[Begin EXTRACTED RECORDS]

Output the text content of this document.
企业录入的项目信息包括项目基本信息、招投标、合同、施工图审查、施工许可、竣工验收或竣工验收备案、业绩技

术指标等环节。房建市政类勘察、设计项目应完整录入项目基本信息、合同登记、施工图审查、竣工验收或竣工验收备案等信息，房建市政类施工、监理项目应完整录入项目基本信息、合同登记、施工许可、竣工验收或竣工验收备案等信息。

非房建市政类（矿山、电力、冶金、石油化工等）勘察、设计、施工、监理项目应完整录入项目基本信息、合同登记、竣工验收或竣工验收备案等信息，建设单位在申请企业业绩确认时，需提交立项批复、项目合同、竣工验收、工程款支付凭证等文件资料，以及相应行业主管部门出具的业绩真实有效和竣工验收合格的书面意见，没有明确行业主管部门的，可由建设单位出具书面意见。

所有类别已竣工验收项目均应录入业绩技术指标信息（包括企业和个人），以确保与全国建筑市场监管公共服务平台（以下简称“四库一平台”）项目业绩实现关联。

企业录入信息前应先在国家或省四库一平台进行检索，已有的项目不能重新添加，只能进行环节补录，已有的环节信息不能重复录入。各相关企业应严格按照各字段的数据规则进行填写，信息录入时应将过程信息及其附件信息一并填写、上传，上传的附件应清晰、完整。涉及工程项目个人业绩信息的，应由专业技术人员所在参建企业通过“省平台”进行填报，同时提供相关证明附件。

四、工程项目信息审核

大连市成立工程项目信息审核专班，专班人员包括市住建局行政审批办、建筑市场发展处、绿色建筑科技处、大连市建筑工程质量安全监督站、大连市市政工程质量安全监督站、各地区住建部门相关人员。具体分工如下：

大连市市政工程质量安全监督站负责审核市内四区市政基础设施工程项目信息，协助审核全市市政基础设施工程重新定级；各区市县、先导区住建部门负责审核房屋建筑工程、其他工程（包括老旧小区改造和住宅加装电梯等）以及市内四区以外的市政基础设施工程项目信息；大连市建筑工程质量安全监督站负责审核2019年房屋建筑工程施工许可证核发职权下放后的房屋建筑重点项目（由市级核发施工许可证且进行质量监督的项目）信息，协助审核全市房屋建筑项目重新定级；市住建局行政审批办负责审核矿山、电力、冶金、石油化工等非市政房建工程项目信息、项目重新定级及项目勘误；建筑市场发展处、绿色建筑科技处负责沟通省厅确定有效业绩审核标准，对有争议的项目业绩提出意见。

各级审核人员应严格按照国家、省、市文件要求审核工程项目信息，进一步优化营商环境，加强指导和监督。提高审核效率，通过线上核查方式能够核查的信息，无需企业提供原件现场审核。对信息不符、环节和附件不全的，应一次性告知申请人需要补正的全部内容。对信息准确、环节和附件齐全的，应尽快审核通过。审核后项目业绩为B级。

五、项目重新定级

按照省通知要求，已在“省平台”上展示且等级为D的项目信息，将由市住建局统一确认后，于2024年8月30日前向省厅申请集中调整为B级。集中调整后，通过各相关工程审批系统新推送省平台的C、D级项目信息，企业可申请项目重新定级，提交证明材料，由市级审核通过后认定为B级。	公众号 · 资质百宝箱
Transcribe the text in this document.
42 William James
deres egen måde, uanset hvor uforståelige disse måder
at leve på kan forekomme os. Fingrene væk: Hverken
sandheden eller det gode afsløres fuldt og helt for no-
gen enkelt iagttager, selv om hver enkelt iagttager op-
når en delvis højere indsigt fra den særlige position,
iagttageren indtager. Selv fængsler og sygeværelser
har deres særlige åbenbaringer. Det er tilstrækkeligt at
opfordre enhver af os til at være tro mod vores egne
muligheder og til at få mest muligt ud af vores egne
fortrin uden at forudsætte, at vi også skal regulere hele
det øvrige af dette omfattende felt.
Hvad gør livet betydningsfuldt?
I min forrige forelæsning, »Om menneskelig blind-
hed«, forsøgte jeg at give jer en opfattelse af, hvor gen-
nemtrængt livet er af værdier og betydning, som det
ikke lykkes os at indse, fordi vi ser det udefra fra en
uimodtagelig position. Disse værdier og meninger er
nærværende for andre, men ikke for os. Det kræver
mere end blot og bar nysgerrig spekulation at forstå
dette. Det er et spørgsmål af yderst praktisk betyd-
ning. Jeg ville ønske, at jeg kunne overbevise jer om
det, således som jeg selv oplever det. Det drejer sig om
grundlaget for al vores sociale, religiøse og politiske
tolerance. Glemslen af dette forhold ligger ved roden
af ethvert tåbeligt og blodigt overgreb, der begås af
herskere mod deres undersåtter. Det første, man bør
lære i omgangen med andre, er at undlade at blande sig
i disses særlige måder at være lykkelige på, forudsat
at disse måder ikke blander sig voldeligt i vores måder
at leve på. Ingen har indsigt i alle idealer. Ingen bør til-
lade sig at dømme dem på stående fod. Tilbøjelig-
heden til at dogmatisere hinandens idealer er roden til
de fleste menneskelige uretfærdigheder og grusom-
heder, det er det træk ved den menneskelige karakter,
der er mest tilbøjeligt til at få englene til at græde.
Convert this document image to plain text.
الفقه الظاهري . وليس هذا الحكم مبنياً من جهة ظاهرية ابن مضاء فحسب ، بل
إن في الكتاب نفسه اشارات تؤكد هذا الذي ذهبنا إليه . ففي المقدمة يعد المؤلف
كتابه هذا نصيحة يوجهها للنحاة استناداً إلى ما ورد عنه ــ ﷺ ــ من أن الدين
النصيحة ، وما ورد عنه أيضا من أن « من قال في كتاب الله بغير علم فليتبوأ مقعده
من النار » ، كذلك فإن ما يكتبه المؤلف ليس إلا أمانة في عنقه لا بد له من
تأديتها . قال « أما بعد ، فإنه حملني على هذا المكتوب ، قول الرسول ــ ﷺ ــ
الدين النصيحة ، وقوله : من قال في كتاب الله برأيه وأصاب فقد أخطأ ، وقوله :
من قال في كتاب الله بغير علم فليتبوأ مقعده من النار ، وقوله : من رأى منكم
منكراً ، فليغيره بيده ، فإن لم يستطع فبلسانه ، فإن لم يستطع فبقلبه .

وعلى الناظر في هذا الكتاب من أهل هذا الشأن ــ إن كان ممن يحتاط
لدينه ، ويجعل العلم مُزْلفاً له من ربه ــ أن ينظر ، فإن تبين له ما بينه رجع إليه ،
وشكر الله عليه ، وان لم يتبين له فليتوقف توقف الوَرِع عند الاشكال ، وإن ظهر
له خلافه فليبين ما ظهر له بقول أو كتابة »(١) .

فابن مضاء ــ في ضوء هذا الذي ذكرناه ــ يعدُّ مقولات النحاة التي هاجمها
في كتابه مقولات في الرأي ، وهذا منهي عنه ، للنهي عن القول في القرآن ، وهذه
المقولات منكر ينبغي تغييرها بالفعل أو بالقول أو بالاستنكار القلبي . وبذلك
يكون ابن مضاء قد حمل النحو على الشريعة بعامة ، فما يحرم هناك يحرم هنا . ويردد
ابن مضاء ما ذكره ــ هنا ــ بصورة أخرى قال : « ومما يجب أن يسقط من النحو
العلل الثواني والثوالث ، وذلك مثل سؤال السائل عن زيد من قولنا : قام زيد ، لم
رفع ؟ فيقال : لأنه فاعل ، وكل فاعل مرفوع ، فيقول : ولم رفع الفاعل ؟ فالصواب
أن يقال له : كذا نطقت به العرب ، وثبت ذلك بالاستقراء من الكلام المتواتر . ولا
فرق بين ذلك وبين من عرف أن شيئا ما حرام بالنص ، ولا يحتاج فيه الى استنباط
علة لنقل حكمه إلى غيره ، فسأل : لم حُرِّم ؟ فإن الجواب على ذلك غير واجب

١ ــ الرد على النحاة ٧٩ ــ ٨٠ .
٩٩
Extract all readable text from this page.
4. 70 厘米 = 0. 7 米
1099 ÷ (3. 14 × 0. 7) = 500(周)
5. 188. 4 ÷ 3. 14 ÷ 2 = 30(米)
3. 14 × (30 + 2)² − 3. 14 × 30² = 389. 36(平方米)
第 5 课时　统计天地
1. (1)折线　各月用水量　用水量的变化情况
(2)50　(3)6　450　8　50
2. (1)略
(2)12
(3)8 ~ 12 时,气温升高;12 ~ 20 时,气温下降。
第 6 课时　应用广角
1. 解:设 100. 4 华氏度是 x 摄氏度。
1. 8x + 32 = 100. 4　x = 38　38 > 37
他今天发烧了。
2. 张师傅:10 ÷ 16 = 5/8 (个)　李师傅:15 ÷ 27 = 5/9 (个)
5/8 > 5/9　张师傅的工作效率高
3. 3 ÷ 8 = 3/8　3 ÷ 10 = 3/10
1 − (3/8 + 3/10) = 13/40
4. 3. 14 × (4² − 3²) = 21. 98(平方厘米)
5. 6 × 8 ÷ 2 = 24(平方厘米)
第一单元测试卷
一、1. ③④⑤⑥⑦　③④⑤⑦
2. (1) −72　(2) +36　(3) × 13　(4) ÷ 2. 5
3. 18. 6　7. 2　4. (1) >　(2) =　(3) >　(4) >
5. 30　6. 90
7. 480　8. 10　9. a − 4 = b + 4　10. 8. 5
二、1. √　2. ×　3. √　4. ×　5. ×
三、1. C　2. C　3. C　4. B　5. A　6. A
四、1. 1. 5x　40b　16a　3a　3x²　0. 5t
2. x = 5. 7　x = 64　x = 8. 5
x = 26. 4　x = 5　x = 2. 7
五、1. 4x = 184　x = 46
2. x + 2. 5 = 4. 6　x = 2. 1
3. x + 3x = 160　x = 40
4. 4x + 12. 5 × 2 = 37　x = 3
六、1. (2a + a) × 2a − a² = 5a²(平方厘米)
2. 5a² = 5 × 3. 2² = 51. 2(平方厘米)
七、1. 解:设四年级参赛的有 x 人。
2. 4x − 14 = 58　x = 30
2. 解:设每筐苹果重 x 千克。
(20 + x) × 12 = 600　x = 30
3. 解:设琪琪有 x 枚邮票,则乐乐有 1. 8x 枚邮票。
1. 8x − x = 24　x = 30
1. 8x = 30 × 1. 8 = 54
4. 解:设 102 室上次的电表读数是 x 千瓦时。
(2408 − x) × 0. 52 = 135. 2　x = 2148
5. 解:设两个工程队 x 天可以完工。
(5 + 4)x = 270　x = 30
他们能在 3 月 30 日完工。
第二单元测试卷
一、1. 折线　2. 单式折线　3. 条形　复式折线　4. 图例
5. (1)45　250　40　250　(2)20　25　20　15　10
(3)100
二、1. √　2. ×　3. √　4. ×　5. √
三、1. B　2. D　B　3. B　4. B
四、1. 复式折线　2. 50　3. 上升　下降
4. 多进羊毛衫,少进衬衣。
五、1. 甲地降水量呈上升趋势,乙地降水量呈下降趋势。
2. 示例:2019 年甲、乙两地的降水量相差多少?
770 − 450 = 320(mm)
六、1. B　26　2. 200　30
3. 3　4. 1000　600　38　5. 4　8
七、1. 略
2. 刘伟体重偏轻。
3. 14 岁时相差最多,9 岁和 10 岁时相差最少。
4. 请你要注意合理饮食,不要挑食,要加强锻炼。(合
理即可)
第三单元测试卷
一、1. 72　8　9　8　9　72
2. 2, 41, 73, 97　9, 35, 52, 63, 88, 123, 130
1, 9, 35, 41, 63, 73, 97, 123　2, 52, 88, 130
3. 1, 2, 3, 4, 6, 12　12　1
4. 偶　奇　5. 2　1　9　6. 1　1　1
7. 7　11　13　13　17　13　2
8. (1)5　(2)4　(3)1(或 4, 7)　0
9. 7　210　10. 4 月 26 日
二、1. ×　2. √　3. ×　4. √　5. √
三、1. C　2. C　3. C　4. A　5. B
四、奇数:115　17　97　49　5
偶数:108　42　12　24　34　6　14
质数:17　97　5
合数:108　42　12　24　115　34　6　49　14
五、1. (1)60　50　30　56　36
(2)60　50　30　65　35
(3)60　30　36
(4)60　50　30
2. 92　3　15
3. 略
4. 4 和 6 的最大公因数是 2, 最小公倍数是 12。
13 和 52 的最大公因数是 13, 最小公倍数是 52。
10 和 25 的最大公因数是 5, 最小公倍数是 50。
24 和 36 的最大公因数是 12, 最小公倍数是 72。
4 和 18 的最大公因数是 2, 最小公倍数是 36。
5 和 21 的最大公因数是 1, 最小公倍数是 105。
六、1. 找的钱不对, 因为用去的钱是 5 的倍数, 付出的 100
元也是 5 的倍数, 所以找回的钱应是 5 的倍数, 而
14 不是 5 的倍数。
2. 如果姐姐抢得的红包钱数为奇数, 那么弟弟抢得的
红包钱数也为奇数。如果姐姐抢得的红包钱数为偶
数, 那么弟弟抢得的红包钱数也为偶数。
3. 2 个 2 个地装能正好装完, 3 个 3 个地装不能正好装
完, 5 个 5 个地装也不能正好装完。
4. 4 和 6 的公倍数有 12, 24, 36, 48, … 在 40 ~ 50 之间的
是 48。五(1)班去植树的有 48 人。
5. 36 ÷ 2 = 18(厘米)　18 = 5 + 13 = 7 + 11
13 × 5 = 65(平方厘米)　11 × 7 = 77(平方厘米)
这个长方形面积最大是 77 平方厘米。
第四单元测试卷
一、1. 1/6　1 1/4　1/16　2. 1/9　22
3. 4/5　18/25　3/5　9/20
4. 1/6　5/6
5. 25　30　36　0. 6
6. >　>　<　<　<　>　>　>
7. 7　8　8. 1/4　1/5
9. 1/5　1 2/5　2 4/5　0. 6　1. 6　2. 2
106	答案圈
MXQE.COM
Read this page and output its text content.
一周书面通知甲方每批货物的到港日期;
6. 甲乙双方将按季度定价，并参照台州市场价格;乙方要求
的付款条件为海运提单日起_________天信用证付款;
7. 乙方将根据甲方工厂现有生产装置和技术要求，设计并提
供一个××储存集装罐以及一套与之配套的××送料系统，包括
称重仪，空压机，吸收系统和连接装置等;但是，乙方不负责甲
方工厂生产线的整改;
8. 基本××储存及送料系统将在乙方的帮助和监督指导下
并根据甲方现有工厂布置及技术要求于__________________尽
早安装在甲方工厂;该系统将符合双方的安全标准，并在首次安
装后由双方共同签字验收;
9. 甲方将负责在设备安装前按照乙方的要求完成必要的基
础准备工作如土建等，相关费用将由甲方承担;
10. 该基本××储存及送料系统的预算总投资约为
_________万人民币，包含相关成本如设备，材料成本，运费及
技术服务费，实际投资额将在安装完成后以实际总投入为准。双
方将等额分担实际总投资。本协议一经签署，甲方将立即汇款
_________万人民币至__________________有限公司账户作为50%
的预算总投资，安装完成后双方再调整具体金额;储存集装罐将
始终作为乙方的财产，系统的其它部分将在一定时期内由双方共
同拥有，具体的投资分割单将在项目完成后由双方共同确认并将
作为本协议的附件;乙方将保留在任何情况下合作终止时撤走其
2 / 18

[End EXTRACTED RECORDS]

**WRITTEN INSTRUCTION:**
Collect the lines that hold "وقوله".

**TASK ANSWER:**
الدين النصيحة ، وقوله : من قال في كتاب الله برأيه وأصاب فقد أخطأ ، وقوله :
من قال في كتاب الله بغير علم فليتبوأ مقعده من النار ، وقوله : من رأى منكم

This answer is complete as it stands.